#### Raw records
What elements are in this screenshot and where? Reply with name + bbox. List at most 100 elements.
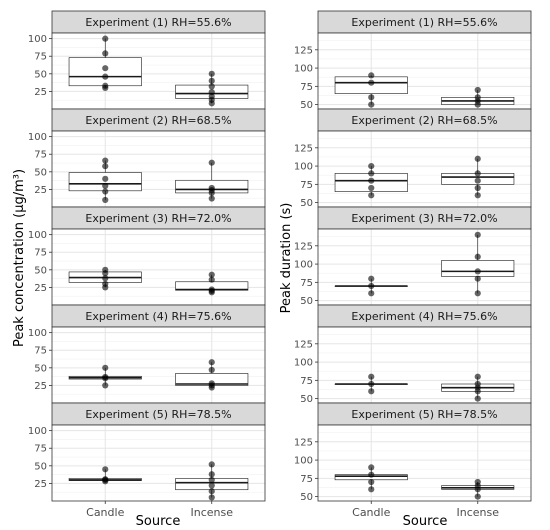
y-tick-label: 100 xyxy=(294,260,313,271)
y-tick-label: 25 xyxy=(34,479,47,490)
facet-panel: Experiment (3) RH=72.0% 50 75 100 125 xyxy=(294,206,532,307)
data-point xyxy=(208,461,215,468)
y-tick-label: 75 xyxy=(300,180,313,191)
facet-panel: Experiment (5) RH=78.5% 25 50 75 100 Candle In… xyxy=(28,402,266,519)
data-point xyxy=(474,94,481,101)
data-point xyxy=(208,159,215,166)
facet-title: Experiment (4) RH=75.6% xyxy=(351,310,497,323)
facet-title: Experiment (3) RH=72.0% xyxy=(351,212,497,225)
y-tick-label: 75 xyxy=(300,376,313,387)
y-tick-label: 75 xyxy=(34,444,47,455)
facet-panel: Experiment (5) RH=78.5% 50 75 100 125 Candle I… xyxy=(294,402,532,519)
data-point xyxy=(368,380,375,388)
y-tick-label: 25 xyxy=(34,283,47,294)
plot-background xyxy=(318,33,531,109)
data-point xyxy=(368,373,375,380)
facet-title: Experiment (1) RH=55.6% xyxy=(85,16,231,29)
data-point xyxy=(208,83,215,90)
y-tick-label: 75 xyxy=(34,150,47,161)
y-tick-label: 125 xyxy=(294,437,313,448)
data-point xyxy=(474,231,481,238)
data-point xyxy=(208,70,215,77)
plot-background xyxy=(318,131,531,207)
y-tick-label: 50 xyxy=(300,492,313,503)
y-tick-label: 50 xyxy=(34,461,47,472)
y-tick-label: 100 xyxy=(28,34,47,45)
y-tick-label: 50 xyxy=(34,265,47,276)
data-point xyxy=(208,488,215,495)
y-tick-label: 100 xyxy=(28,230,47,241)
y-tick-label: 50 xyxy=(300,100,313,111)
facet-title: Experiment (5) RH=78.5% xyxy=(351,408,497,421)
data-point xyxy=(368,388,375,395)
y-tick-label: 75 xyxy=(300,474,313,485)
y-tick-label: 75 xyxy=(34,52,47,63)
y-tick-label: 100 xyxy=(28,426,47,437)
plot-background xyxy=(52,327,265,403)
y-tick-label: 75 xyxy=(34,248,47,259)
box-iqr xyxy=(68,57,142,87)
data-point xyxy=(102,50,109,57)
data-point xyxy=(102,182,109,189)
y-tick-label: 125 xyxy=(294,241,313,252)
data-point xyxy=(102,373,109,381)
data-point xyxy=(368,162,375,170)
facet-panel: Experiment (3) RH=72.0% 25 50 75 100 xyxy=(28,206,266,306)
data-point xyxy=(208,471,215,478)
y-tick-label: 50 xyxy=(300,296,313,307)
data-point xyxy=(102,175,109,182)
left-facet-column: Experiment (1) RH=55.6% 25 50 75 100 Experime… xyxy=(28,10,266,519)
y-tick-label: 125 xyxy=(294,143,313,154)
data-point xyxy=(208,366,215,374)
facet-title: Experiment (4) RH=75.6% xyxy=(85,310,231,323)
data-point xyxy=(474,395,481,402)
data-point xyxy=(208,286,215,293)
data-point xyxy=(474,268,481,275)
data-point xyxy=(368,486,375,493)
facet-panel: Experiment (2) RH=68.5% 50 75 100 125 xyxy=(294,108,532,209)
data-point xyxy=(474,373,481,380)
data-point xyxy=(368,290,375,297)
data-point xyxy=(208,184,215,192)
data-point xyxy=(368,478,375,486)
y-tick-label: 50 xyxy=(300,394,313,405)
left-x-axis-title: Source xyxy=(136,514,181,529)
facet-panel: Experiment (4) RH=75.6% 50 75 100 125 xyxy=(294,304,532,405)
facet-panel: Experiment (1) RH=55.6% 25 50 75 100 xyxy=(28,10,266,110)
facet-title: Experiment (2) RH=68.5% xyxy=(351,114,497,127)
data-point xyxy=(208,476,215,483)
data-point xyxy=(368,275,375,282)
plot-background xyxy=(52,131,265,207)
data-point xyxy=(208,271,215,278)
y-tick-label: 100 xyxy=(28,328,47,339)
x-tick-label: Incense xyxy=(456,506,499,519)
y-tick-label: 25 xyxy=(34,185,47,196)
data-point xyxy=(474,184,481,192)
data-point xyxy=(102,382,109,389)
data-point xyxy=(474,493,481,500)
facet-title: Experiment (2) RH=68.5% xyxy=(85,114,231,127)
facet-title: Experiment (1) RH=55.6% xyxy=(351,16,497,29)
data-point xyxy=(474,177,481,184)
data-point xyxy=(474,86,481,94)
data-point xyxy=(208,380,215,387)
data-point xyxy=(368,94,375,101)
data-point xyxy=(208,276,215,283)
data-point xyxy=(208,77,215,84)
y-tick-label: 100 xyxy=(294,64,313,75)
data-point xyxy=(474,290,481,297)
data-point xyxy=(368,79,375,86)
data-point xyxy=(474,170,481,177)
data-point xyxy=(208,359,215,366)
data-point xyxy=(368,177,375,184)
right-x-axis-title: Source xyxy=(403,514,448,529)
data-point xyxy=(102,73,109,80)
y-tick-label: 75 xyxy=(34,346,47,357)
facet-panel: Experiment (2) RH=68.5% 25 50 75 100 xyxy=(28,108,266,208)
data-point xyxy=(474,478,481,486)
y-tick-label: 125 xyxy=(294,339,313,350)
data-point xyxy=(368,192,375,199)
data-point xyxy=(474,192,481,199)
x-tick-label: Candle xyxy=(352,506,390,519)
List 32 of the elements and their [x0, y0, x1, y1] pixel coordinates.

#### Your instructions
Reproduce all of the records above line for line, without altering any character, and omit the pictures from your answer.

#### Result
What elements are in this screenshot and where? Reply with name + bbox. List at most 100 elements.
y-tick-label: 100 xyxy=(294,260,313,271)
y-tick-label: 25 xyxy=(34,479,47,490)
facet-panel: Experiment (3) RH=72.0% 50 75 100 125 xyxy=(294,206,532,307)
data-point xyxy=(208,461,215,468)
y-tick-label: 75 xyxy=(300,180,313,191)
facet-panel: Experiment (5) RH=78.5% 25 50 75 100 Candle In… xyxy=(28,402,266,519)
data-point xyxy=(474,94,481,101)
data-point xyxy=(208,159,215,166)
facet-title: Experiment (4) RH=75.6% xyxy=(351,310,497,323)
facet-title: Experiment (3) RH=72.0% xyxy=(351,212,497,225)
y-tick-label: 75 xyxy=(300,376,313,387)
y-tick-label: 75 xyxy=(34,444,47,455)
facet-panel: Experiment (5) RH=78.5% 50 75 100 125 Candle I… xyxy=(294,402,532,519)
data-point xyxy=(368,380,375,388)
y-tick-label: 25 xyxy=(34,283,47,294)
plot-background xyxy=(318,33,531,109)
data-point xyxy=(368,373,375,380)
facet-title: Experiment (1) RH=55.6% xyxy=(85,16,231,29)
data-point xyxy=(208,83,215,90)
y-tick-label: 75 xyxy=(34,150,47,161)
y-tick-label: 125 xyxy=(294,437,313,448)
data-point xyxy=(474,231,481,238)
data-point xyxy=(208,70,215,77)
plot-background xyxy=(318,131,531,207)
y-tick-label: 50 xyxy=(300,492,313,503)
y-tick-label: 50 xyxy=(34,461,47,472)
y-tick-label: 100 xyxy=(28,34,47,45)
y-tick-label: 50 xyxy=(34,265,47,276)
data-point xyxy=(208,488,215,495)
y-tick-label: 100 xyxy=(28,230,47,241)
y-tick-label: 50 xyxy=(300,100,313,111)
facet-title: Experiment (5) RH=78.5% xyxy=(351,408,497,421)
data-point xyxy=(368,388,375,395)
y-tick-label: 75 xyxy=(300,474,313,485)
y-tick-label: 75 xyxy=(34,52,47,63)
y-tick-label: 100 xyxy=(28,426,47,437)
plot-background xyxy=(52,327,265,403)
y-tick-label: 75 xyxy=(34,248,47,259)
box-iqr xyxy=(68,57,142,87)
data-point xyxy=(102,50,109,57)
data-point xyxy=(102,182,109,189)
y-tick-label: 125 xyxy=(294,241,313,252)
data-point xyxy=(102,373,109,381)
data-point xyxy=(368,162,375,170)
facet-panel: Experiment (3) RH=72.0% 25 50 75 100 xyxy=(28,206,266,306)
data-point xyxy=(208,471,215,478)
y-tick-label: 50 xyxy=(300,296,313,307)
data-point xyxy=(102,175,109,182)
left-facet-column: Experiment (1) RH=55.6% 25 50 75 100 Experime… xyxy=(28,10,266,519)
y-tick-label: 125 xyxy=(294,143,313,154)
data-point xyxy=(208,366,215,374)
facet-title: Experiment (4) RH=75.6% xyxy=(85,310,231,323)
data-point xyxy=(474,395,481,402)
data-point xyxy=(208,286,215,293)
data-point xyxy=(474,268,481,275)
data-point xyxy=(368,486,375,493)
facet-panel: Experiment (2) RH=68.5% 50 75 100 125 xyxy=(294,108,532,209)
data-point xyxy=(474,373,481,380)
data-point xyxy=(368,290,375,297)
data-point xyxy=(208,184,215,192)
data-point xyxy=(368,478,375,486)
y-tick-label: 50 xyxy=(300,394,313,405)
left-x-axis-title: Source xyxy=(136,514,181,529)
facet-panel: Experiment (4) RH=75.6% 50 75 100 125 xyxy=(294,304,532,405)
facet-panel: Experiment (1) RH=55.6% 25 50 75 100 xyxy=(28,10,266,110)
facet-title: Experiment (2) RH=68.5% xyxy=(351,114,497,127)
data-point xyxy=(208,476,215,483)
data-point xyxy=(368,275,375,282)
plot-background xyxy=(52,131,265,207)
data-point xyxy=(208,271,215,278)
y-tick-label: 100 xyxy=(28,328,47,339)
x-tick-label: Incense xyxy=(456,506,499,519)
y-tick-label: 25 xyxy=(34,185,47,196)
data-point xyxy=(474,184,481,192)
data-point xyxy=(102,382,109,389)
data-point xyxy=(474,493,481,500)
facet-title: Experiment (2) RH=68.5% xyxy=(85,114,231,127)
facet-title: Experiment (1) RH=55.6% xyxy=(351,16,497,29)
data-point xyxy=(474,177,481,184)
data-point xyxy=(474,86,481,94)
data-point xyxy=(208,380,215,387)
data-point xyxy=(368,94,375,101)
data-point xyxy=(208,276,215,283)
data-point xyxy=(208,77,215,84)
y-tick-label: 100 xyxy=(294,64,313,75)
data-point xyxy=(474,290,481,297)
data-point xyxy=(368,79,375,86)
data-point xyxy=(474,170,481,177)
data-point xyxy=(208,359,215,366)
data-point xyxy=(368,177,375,184)
right-x-axis-title: Source xyxy=(403,514,448,529)
data-point xyxy=(102,73,109,80)
y-tick-label: 75 xyxy=(34,346,47,357)
facet-panel: Experiment (2) RH=68.5% 25 50 75 100 xyxy=(28,108,266,208)
data-point xyxy=(474,478,481,486)
y-tick-label: 125 xyxy=(294,339,313,350)
data-point xyxy=(368,192,375,199)
data-point xyxy=(474,192,481,199)
x-tick-label: Candle xyxy=(352,506,390,519)
List 32 of the elements and their [x0, y0, x1, y1] pixel coordinates.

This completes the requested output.